GIVEN INSTRUCTION – Pick out all lines of the entries that include the word "자동차관리법" and copy them.

MATERIAL FOR THIS TASK –
****************

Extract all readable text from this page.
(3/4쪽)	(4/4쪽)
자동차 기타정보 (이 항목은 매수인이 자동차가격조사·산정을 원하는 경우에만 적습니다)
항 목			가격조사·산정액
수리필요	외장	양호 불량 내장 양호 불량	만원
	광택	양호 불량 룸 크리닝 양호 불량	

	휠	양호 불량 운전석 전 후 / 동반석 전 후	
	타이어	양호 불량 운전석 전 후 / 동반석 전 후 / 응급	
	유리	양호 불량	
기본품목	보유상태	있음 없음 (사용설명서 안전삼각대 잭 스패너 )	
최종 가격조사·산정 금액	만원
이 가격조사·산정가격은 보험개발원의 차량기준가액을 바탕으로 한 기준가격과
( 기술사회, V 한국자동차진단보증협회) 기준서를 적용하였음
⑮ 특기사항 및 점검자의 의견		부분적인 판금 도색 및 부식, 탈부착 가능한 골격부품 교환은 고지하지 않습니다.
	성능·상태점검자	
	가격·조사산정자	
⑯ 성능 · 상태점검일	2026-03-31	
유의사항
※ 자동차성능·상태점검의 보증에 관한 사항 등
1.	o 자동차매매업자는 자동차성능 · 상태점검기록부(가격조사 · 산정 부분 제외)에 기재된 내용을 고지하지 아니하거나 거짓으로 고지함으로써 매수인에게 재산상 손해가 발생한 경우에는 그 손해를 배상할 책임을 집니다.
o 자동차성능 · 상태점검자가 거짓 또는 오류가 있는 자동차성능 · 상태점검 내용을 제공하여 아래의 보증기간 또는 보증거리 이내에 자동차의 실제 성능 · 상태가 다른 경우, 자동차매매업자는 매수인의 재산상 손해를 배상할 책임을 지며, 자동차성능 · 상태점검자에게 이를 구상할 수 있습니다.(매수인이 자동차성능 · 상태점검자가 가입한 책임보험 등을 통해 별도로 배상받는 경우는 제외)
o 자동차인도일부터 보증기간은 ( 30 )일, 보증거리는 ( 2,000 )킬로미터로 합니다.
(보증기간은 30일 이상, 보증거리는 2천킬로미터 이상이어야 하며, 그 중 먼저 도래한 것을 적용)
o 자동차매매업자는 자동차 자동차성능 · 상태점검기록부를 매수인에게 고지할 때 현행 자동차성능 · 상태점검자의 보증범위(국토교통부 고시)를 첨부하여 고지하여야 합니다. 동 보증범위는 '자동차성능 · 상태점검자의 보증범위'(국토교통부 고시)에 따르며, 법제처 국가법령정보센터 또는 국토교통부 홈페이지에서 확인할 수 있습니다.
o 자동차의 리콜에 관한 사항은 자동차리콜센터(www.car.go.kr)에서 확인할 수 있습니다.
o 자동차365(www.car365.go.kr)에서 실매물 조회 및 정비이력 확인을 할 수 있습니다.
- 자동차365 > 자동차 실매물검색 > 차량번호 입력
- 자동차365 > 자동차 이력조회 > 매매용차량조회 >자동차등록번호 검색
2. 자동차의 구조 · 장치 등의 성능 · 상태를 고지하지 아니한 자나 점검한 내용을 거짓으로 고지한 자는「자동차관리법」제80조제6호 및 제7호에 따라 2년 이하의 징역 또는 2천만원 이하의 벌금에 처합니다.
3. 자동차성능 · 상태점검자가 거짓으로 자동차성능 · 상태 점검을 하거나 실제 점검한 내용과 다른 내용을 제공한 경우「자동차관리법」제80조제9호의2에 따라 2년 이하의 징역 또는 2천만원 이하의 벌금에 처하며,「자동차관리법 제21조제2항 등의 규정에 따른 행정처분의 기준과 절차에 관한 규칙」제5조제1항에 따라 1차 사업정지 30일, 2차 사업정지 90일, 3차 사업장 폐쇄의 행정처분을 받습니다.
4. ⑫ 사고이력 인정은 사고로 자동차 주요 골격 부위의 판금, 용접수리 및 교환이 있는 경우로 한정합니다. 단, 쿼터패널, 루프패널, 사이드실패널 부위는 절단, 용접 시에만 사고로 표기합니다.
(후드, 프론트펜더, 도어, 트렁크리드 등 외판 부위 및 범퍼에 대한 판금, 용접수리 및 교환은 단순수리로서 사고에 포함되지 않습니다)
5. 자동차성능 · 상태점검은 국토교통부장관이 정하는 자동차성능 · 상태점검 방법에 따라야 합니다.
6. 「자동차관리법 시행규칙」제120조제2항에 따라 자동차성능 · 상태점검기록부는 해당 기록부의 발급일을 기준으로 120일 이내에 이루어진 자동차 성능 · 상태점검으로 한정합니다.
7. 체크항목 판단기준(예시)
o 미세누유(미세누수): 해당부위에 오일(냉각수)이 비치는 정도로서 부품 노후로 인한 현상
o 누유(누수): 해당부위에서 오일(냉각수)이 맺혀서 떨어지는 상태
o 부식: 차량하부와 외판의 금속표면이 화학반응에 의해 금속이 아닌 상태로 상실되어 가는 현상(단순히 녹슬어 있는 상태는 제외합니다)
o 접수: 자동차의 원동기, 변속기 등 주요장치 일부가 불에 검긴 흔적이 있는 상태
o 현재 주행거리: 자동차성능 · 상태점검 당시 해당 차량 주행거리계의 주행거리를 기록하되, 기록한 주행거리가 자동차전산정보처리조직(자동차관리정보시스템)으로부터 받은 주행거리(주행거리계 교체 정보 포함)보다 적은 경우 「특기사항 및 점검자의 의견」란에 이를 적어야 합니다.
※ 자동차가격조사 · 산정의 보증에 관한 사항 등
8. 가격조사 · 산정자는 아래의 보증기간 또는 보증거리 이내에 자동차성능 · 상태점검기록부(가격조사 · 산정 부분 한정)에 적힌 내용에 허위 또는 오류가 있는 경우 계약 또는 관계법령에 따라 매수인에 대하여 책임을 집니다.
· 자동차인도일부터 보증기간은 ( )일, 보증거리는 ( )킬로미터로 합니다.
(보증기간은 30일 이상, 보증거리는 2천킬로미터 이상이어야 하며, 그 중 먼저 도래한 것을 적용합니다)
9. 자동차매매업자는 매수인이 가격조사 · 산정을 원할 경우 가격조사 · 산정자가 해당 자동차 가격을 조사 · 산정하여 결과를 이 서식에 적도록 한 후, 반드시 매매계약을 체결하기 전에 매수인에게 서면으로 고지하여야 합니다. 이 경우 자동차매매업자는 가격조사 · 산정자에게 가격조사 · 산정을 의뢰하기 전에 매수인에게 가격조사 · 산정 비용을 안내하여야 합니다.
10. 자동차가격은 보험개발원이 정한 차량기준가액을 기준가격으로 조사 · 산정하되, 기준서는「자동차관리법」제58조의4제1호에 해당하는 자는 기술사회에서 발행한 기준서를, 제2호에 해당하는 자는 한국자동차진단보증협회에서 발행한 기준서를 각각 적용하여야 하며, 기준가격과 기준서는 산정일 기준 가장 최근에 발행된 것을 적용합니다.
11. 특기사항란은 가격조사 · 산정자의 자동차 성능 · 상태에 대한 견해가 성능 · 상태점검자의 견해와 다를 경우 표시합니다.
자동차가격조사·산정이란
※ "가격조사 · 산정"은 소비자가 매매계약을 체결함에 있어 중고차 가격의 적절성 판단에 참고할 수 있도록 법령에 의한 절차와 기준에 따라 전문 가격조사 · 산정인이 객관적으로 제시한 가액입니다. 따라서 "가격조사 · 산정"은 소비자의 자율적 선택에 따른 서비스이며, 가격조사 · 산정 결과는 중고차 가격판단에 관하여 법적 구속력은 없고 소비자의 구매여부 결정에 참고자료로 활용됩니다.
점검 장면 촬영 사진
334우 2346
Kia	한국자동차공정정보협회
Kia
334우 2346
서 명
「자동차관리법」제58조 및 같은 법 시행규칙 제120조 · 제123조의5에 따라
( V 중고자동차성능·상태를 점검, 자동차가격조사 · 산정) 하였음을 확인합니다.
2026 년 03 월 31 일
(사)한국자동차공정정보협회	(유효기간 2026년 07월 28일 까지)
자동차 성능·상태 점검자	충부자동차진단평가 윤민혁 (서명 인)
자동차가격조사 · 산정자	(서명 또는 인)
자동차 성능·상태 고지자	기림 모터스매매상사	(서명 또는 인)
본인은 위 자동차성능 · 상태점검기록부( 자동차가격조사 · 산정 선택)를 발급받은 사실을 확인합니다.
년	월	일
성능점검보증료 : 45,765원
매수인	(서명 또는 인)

****************

WRITTEN REPLY –
2. 자동차의 구조 · 장치 등의 성능 · 상태를 고지하지 아니한 자나 점검한 내용을 거짓으로 고지한 자는「자동차관리법」제80조제6호 및 제7호에 따라 2년 이하의 징역 또는 2천만원 이하의 벌금에 처합니다.
3. 자동차성능 · 상태점검자가 거짓으로 자동차성능 · 상태 점검을 하거나 실제 점검한 내용과 다른 내용을 제공한 경우「자동차관리법」제80조제9호의2에 따라 2년 이하의 징역 또는 2천만원 이하의 벌금에 처하며,「자동차관리법 제21조제2항 등의 규정에 따른 행정처분의 기준과 절차에 관한 규칙」제5조제1항에 따라 1차 사업정지 30일, 2차 사업정지 90일, 3차 사업장 폐쇄의 행정처분을 받습니다.
6. 「자동차관리법 시행규칙」제120조제2항에 따라 자동차성능 · 상태점검기록부는 해당 기록부의 발급일을 기준으로 120일 이내에 이루어진 자동차 성능 · 상태점검으로 한정합니다.
10. 자동차가격은 보험개발원이 정한 차량기준가액을 기준가격으로 조사 · 산정하되, 기준서는「자동차관리법」제58조의4제1호에 해당하는 자는 기술사회에서 발행한 기준서를, 제2호에 해당하는 자는 한국자동차진단보증협회에서 발행한 기준서를 각각 적용하여야 하며, 기준가격과 기준서는 산정일 기준 가장 최근에 발행된 것을 적용합니다.
「자동차관리법」제58조 및 같은 법 시행규칙 제120조 · 제123조의5에 따라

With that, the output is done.